RAW DATA -
-- begin --

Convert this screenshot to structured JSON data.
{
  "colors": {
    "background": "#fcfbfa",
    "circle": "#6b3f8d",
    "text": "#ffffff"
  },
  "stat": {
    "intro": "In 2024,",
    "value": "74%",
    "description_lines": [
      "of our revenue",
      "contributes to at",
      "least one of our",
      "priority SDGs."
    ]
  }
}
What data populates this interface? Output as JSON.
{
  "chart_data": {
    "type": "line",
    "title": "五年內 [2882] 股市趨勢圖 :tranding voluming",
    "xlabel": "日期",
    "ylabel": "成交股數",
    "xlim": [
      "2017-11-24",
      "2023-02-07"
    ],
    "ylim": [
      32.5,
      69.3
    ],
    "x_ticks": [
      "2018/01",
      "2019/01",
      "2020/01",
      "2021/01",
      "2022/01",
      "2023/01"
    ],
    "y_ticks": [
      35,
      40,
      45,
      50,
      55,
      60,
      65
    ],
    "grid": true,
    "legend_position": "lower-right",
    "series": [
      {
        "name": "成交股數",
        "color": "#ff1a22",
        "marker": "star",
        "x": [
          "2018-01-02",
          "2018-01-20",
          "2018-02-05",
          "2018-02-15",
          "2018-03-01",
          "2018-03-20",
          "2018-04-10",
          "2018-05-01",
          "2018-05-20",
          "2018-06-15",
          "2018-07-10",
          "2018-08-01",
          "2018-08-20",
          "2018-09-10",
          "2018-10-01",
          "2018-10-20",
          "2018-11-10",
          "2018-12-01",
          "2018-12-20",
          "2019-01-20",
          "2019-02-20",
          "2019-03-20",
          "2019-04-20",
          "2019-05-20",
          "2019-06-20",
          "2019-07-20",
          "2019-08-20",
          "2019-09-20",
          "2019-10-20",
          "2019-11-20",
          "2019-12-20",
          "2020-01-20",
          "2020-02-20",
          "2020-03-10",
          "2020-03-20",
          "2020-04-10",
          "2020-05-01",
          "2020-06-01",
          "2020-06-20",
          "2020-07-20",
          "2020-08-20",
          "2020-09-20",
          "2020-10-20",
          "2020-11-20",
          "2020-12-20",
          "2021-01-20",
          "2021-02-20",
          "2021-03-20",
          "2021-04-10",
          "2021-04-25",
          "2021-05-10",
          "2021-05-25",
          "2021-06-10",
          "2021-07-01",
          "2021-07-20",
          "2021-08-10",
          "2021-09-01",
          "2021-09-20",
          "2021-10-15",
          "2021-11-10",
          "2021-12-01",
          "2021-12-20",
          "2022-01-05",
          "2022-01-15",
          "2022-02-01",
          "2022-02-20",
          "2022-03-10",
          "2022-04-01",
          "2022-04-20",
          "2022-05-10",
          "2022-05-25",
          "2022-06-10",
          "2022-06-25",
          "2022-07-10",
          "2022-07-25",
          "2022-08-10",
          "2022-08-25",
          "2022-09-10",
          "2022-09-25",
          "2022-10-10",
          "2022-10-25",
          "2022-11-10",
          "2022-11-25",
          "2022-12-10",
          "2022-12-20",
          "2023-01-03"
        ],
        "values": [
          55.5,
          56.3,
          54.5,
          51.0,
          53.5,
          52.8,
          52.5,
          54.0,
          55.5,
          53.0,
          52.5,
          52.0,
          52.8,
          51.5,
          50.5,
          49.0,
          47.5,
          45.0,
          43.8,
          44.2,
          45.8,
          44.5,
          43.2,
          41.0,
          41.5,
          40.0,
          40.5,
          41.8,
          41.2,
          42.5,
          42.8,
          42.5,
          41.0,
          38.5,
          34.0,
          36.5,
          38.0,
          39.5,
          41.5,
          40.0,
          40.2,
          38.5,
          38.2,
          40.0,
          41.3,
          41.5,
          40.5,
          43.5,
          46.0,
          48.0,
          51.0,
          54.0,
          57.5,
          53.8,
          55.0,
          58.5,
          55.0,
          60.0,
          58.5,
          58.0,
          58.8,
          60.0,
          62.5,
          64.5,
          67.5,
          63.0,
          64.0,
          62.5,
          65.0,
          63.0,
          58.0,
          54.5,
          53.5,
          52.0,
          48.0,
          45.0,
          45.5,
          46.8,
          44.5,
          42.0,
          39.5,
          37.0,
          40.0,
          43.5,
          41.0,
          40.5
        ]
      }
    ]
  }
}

-- end --

TO DO - Copy out the lines in which the string "this" appears.

FINAL RESULT -
Convert this screenshot to structured JSON data.
What data populates this interface? Output as JSON.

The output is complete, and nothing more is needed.